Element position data

• • • • • • •

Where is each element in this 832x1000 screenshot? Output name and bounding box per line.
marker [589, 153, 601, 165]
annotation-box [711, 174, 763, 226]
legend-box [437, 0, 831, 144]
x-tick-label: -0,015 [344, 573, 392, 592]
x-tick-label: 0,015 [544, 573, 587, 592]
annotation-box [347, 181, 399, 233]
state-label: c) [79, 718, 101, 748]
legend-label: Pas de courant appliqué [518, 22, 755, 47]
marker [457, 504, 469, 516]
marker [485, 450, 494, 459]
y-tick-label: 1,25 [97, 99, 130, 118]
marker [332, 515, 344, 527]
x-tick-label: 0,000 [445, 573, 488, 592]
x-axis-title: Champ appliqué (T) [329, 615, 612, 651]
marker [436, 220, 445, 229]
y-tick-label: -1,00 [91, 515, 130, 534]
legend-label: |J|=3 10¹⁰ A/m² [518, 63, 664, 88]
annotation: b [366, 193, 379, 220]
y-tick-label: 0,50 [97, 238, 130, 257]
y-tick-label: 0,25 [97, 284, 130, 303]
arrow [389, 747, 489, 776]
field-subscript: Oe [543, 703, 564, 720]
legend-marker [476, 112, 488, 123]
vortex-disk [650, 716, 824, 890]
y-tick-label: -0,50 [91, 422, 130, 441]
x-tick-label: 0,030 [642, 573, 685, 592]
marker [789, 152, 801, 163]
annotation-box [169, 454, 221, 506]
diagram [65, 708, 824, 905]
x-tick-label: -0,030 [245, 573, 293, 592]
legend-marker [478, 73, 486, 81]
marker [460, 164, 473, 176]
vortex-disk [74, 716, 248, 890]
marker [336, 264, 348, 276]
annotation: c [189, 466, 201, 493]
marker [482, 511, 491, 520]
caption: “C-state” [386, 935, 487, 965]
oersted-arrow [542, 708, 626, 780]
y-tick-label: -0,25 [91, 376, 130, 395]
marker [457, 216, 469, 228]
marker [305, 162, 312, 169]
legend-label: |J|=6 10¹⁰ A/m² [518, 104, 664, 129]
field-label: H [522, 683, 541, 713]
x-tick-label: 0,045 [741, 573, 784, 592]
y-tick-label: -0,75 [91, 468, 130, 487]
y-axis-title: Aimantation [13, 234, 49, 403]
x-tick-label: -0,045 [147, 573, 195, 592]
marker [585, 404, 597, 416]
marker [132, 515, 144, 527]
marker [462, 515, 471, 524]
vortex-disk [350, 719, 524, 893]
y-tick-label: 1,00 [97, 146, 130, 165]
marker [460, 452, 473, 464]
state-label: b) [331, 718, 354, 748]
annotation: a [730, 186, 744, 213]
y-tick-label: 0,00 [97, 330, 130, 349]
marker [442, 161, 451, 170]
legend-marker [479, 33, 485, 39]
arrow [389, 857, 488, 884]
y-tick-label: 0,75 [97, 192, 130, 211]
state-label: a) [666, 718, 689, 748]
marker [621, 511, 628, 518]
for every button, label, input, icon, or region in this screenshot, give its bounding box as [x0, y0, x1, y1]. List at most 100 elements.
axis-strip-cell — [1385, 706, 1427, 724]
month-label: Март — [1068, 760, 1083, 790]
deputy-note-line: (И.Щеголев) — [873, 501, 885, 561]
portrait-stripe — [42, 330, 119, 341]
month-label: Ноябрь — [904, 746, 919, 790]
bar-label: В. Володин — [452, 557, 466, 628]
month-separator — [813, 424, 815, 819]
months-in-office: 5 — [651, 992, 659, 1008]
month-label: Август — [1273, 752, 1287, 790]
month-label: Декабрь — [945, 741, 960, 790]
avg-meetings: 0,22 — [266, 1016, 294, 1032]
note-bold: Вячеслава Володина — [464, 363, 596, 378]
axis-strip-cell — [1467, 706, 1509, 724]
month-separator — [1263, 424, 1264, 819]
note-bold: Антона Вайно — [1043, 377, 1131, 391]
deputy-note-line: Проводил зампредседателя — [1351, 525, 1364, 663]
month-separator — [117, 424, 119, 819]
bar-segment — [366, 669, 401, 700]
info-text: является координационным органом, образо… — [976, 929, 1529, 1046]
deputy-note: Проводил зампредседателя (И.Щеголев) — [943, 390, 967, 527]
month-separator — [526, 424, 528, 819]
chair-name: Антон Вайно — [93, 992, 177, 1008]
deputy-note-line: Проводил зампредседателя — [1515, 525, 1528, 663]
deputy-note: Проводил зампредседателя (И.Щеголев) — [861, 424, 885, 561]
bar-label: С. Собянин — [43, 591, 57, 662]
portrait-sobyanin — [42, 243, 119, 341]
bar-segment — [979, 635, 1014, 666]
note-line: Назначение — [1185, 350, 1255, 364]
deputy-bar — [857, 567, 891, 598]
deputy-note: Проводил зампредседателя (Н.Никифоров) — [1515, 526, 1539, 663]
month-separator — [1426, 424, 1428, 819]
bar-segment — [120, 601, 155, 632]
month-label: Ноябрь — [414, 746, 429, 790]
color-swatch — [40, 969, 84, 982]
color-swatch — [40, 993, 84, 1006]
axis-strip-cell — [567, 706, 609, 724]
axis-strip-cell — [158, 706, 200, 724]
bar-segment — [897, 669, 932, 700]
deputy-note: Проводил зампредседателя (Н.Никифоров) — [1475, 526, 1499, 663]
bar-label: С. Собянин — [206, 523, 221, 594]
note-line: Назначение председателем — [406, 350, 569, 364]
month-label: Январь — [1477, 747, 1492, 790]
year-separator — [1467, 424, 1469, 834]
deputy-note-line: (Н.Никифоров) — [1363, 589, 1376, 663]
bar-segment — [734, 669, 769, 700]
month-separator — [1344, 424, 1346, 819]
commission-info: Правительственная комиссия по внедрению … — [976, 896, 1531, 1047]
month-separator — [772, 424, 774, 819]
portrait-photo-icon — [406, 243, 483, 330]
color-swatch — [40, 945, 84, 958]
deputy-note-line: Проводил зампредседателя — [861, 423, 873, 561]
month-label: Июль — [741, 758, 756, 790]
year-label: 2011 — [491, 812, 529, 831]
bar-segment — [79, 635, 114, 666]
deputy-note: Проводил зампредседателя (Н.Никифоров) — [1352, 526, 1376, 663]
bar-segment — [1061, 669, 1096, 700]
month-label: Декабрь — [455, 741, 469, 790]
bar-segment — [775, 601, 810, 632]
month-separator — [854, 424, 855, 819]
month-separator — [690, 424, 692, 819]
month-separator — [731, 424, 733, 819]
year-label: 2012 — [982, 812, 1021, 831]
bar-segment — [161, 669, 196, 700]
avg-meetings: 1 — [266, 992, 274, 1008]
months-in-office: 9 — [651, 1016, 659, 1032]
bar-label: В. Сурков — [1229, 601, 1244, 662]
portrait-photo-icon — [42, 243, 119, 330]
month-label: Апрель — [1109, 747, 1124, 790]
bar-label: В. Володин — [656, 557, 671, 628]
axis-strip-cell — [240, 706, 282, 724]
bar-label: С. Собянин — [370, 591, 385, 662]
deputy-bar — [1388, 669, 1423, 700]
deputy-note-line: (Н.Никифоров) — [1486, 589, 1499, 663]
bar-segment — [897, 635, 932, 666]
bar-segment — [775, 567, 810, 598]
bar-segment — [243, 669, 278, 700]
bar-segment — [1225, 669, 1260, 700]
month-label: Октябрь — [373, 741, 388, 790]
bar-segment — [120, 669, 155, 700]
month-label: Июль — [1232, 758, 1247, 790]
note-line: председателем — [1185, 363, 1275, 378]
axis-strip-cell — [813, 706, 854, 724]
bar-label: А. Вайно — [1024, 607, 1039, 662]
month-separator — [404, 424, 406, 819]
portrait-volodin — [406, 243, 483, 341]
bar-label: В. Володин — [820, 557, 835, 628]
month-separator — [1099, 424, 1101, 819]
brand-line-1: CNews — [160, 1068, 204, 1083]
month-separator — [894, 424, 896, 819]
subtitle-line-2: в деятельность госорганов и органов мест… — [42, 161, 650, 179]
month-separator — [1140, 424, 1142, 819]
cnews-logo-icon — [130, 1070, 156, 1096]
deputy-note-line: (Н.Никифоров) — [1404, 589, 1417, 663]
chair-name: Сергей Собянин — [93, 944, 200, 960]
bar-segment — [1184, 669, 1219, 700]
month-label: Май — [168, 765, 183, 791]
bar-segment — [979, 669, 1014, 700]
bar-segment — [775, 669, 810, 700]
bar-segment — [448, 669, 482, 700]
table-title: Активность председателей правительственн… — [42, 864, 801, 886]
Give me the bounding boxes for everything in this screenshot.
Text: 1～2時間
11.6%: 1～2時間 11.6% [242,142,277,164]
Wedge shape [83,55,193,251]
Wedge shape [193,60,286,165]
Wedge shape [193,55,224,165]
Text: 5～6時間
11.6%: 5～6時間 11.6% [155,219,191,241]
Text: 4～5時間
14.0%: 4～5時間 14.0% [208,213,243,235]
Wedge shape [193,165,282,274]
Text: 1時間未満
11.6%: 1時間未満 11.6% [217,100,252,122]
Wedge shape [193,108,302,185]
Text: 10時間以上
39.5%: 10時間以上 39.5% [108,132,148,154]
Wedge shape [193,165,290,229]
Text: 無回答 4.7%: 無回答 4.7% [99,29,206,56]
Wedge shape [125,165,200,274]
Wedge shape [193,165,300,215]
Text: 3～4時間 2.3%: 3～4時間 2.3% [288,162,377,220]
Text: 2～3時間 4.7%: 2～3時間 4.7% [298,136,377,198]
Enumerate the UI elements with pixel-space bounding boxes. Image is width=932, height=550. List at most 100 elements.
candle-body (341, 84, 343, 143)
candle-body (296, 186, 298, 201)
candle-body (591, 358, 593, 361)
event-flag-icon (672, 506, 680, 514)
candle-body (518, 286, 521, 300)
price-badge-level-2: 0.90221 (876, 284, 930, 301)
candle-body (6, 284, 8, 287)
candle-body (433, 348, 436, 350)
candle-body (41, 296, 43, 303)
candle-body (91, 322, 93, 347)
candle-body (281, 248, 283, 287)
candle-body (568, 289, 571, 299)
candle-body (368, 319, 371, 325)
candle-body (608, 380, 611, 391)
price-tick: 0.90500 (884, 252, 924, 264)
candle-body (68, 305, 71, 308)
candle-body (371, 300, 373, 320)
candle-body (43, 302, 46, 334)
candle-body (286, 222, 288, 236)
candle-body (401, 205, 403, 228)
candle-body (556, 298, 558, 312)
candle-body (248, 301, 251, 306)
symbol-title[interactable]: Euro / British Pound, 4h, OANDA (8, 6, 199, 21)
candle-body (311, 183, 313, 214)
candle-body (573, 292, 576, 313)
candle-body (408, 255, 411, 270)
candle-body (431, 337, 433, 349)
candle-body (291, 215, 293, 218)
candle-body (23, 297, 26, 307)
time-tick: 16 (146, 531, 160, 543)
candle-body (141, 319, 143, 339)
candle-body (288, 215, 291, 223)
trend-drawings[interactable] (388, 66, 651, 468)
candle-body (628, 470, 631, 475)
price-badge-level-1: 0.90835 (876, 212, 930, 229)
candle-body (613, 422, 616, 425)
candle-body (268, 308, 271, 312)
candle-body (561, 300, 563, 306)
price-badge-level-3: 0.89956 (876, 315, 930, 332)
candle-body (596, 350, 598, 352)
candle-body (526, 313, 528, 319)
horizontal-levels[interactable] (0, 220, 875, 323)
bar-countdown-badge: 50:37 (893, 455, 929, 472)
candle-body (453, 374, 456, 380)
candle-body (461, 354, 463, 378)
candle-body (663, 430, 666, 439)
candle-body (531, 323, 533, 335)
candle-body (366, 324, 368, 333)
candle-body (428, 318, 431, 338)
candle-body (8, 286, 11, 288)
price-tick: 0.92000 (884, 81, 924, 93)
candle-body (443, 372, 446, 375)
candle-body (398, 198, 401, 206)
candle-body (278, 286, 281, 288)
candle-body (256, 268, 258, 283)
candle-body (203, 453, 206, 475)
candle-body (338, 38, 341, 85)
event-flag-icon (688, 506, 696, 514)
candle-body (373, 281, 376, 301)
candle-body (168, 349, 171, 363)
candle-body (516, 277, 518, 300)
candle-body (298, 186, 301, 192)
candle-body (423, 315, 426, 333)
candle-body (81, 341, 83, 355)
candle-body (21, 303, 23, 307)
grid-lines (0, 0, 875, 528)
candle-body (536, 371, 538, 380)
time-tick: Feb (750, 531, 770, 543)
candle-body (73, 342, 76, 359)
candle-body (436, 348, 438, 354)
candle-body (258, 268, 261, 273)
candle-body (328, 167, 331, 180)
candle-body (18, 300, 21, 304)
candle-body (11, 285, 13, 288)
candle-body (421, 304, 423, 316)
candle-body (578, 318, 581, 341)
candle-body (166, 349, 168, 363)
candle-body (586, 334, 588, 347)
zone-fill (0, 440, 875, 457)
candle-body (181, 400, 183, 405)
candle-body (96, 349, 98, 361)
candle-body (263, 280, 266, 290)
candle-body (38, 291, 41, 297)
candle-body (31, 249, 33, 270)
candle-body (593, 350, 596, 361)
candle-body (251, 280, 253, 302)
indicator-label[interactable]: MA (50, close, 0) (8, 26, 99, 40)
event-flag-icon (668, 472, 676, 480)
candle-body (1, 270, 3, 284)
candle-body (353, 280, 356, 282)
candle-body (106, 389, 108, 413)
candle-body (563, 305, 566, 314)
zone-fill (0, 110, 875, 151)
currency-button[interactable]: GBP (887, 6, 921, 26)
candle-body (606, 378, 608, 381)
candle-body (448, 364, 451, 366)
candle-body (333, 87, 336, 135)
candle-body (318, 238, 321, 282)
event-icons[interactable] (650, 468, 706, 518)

• • • • • • •

◆ AIM:
Turn the lines from the first one through the one containing "legend-label: Pas de" into a Markdown table with the columns Row and Line. Number each row and skip any blank lines.

◆ EXERCISE RESPONSE:
| Row | Line |
|---|---|
| 1 | Where is each element in this 832x1000 screenshot? Output name and bounding box per line. |
| 2 | marker [589, 153, 601, 165] |
| 3 | annotation-box [711, 174, 763, 226] |
| 4 | legend-box [437, 0, 831, 144] |
| 5 | x-tick-label: -0,015 [344, 573, 392, 592] |
| 6 | x-tick-label: 0,015 [544, 573, 587, 592] |
| 7 | annotation-box [347, 181, 399, 233] |
| 8 | state-label: c) [79, 718, 101, 748] |
| 9 | legend-label: Pas de courant appliqué [518, 22, 755, 47] |